> _PROBLEM DESCRIPTION_
Without omitting anything, retype the data that follows.

[Data records]
--- BEGIN ---
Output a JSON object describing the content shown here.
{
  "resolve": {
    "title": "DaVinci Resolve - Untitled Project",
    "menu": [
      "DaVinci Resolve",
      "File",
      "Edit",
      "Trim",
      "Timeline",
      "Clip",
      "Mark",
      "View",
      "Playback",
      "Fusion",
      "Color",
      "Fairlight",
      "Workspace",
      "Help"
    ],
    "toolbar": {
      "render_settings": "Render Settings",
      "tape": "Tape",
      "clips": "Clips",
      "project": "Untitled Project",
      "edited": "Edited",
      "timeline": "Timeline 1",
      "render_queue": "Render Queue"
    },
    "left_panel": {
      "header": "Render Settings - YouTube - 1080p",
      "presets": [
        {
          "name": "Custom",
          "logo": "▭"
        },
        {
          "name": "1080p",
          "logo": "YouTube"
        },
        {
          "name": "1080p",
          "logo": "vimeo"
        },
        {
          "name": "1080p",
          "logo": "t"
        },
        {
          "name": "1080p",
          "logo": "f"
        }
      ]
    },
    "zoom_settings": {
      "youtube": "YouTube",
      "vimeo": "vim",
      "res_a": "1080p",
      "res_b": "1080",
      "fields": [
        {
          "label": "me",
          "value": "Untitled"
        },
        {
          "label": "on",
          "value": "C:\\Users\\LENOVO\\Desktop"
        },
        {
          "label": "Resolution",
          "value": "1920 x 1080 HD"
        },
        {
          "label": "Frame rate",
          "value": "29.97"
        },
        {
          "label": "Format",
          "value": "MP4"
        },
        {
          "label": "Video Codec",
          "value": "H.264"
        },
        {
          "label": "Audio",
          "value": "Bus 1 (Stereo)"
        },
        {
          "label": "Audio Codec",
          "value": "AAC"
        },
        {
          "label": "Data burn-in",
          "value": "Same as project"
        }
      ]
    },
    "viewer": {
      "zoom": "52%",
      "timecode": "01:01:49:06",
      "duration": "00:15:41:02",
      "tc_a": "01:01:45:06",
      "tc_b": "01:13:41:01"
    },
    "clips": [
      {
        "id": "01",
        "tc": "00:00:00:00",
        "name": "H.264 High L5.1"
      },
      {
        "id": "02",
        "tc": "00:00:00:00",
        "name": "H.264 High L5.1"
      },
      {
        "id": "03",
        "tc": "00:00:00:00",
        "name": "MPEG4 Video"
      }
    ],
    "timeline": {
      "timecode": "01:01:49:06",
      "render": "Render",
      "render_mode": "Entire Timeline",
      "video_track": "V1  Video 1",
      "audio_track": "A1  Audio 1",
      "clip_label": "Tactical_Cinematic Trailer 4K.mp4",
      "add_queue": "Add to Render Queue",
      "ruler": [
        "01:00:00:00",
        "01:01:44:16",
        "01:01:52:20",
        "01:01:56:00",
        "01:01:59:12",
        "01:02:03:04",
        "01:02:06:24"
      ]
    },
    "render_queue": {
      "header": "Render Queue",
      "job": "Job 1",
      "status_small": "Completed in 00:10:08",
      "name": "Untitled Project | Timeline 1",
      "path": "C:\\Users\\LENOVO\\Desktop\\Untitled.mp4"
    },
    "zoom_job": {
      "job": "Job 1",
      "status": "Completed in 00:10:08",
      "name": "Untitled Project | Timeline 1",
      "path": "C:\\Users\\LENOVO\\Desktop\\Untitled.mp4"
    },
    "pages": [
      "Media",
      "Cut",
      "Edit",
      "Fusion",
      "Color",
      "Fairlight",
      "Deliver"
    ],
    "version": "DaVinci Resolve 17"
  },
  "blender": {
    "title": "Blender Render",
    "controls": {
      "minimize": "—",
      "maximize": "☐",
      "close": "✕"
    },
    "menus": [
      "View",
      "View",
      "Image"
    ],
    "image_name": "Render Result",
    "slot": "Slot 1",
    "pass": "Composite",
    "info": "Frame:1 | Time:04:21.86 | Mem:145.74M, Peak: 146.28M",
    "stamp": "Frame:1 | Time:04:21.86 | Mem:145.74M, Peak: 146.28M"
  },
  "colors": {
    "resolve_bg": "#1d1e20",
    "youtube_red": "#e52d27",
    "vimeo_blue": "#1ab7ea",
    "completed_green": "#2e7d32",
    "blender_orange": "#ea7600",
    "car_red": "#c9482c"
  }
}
--- END ---
> _COMPLETE RESPONSE_
Output a JSON object describing the content shown here.
{
  "resolve": {
    "title": "DaVinci Resolve - Untitled Project",
    "menu": [
      "DaVinci Resolve",
      "File",
      "Edit",
      "Trim",
      "Timeline",
      "Clip",
      "Mark",
      "View",
      "Playback",
      "Fusion",
      "Color",
      "Fairlight",
      "Workspace",
      "Help"
    ],
    "toolbar": {
      "render_settings": "Render Settings",
      "tape": "Tape",
      "clips": "Clips",
      "project": "Untitled Project",
      "edited": "Edited",
      "timeline": "Timeline 1",
      "render_queue": "Render Queue"
    },
    "left_panel": {
      "header": "Render Settings - YouTube - 1080p",
      "presets": [
        {
          "name": "Custom",
          "logo": "▭"
        },
        {
          "name": "1080p",
          "logo": "YouTube"
        },
        {
          "name": "1080p",
          "logo": "vimeo"
        },
        {
          "name": "1080p",
          "logo": "t"
        },
        {
          "name": "1080p",
          "logo": "f"
        }
      ]
    },
    "zoom_settings": {
      "youtube": "YouTube",
      "vimeo": "vim",
      "res_a": "1080p",
      "res_b": "1080",
      "fields": [
        {
          "label": "me",
          "value": "Untitled"
        },
        {
          "label": "on",
          "value": "C:\\Users\\LENOVO\\Desktop"
        },
        {
          "label": "Resolution",
          "value": "1920 x 1080 HD"
        },
        {
          "label": "Frame rate",
          "value": "29.97"
        },
        {
          "label": "Format",
          "value": "MP4"
        },
        {
          "label": "Video Codec",
          "value": "H.264"
        },
        {
          "label": "Audio",
          "value": "Bus 1 (Stereo)"
        },
        {
          "label": "Audio Codec",
          "value": "AAC"
        },
        {
          "label": "Data burn-in",
          "value": "Same as project"
        }
      ]
    },
    "viewer": {
      "zoom": "52%",
      "timecode": "01:01:49:06",
      "duration": "00:15:41:02",
      "tc_a": "01:01:45:06",
      "tc_b": "01:13:41:01"
    },
    "clips": [
      {
        "id": "01",
        "tc": "00:00:00:00",
        "name": "H.264 High L5.1"
      },
      {
        "id": "02",
        "tc": "00:00:00:00",
        "name": "H.264 High L5.1"
      },
      {
        "id": "03",
        "tc": "00:00:00:00",
        "name": "MPEG4 Video"
      }
    ],
    "timeline": {
      "timecode": "01:01:49:06",
      "render": "Render",
      "render_mode": "Entire Timeline",
      "video_track": "V1  Video 1",
      "audio_track": "A1  Audio 1",
      "clip_label": "Tactical_Cinematic Trailer 4K.mp4",
      "add_queue": "Add to Render Queue",
      "ruler": [
        "01:00:00:00",
        "01:01:44:16",
        "01:01:52:20",
        "01:01:56:00",
        "01:01:59:12",
        "01:02:03:04",
        "01:02:06:24"
      ]
    },
    "render_queue": {
      "header": "Render Queue",
      "job": "Job 1",
      "status_small": "Completed in 00:10:08",
      "name": "Untitled Project | Timeline 1",
      "path": "C:\\Users\\LENOVO\\Desktop\\Untitled.mp4"
    },
    "zoom_job": {
      "job": "Job 1",
      "status": "Completed in 00:10:08",
      "name": "Untitled Project | Timeline 1",
      "path": "C:\\Users\\LENOVO\\Desktop\\Untitled.mp4"
    },
    "pages": [
      "Media",
      "Cut",
      "Edit",
      "Fusion",
      "Color",
      "Fairlight",
      "Deliver"
    ],
    "version": "DaVinci Resolve 17"
  },
  "blender": {
    "title": "Blender Render",
    "controls": {
      "minimize": "—",
      "maximize": "☐",
      "close": "✕"
    },
    "menus": [
      "View",
      "View",
      "Image"
    ],
    "image_name": "Render Result",
    "slot": "Slot 1",
    "pass": "Composite",
    "info": "Frame:1 | Time:04:21.86 | Mem:145.74M, Peak: 146.28M",
    "stamp": "Frame:1 | Time:04:21.86 | Mem:145.74M, Peak: 146.28M"
  },
  "colors": {
    "resolve_bg": "#1d1e20",
    "youtube_red": "#e52d27",
    "vimeo_blue": "#1ab7ea",
    "completed_green": "#2e7d32",
    "blender_orange": "#ea7600",
    "car_red": "#c9482c"
  }
}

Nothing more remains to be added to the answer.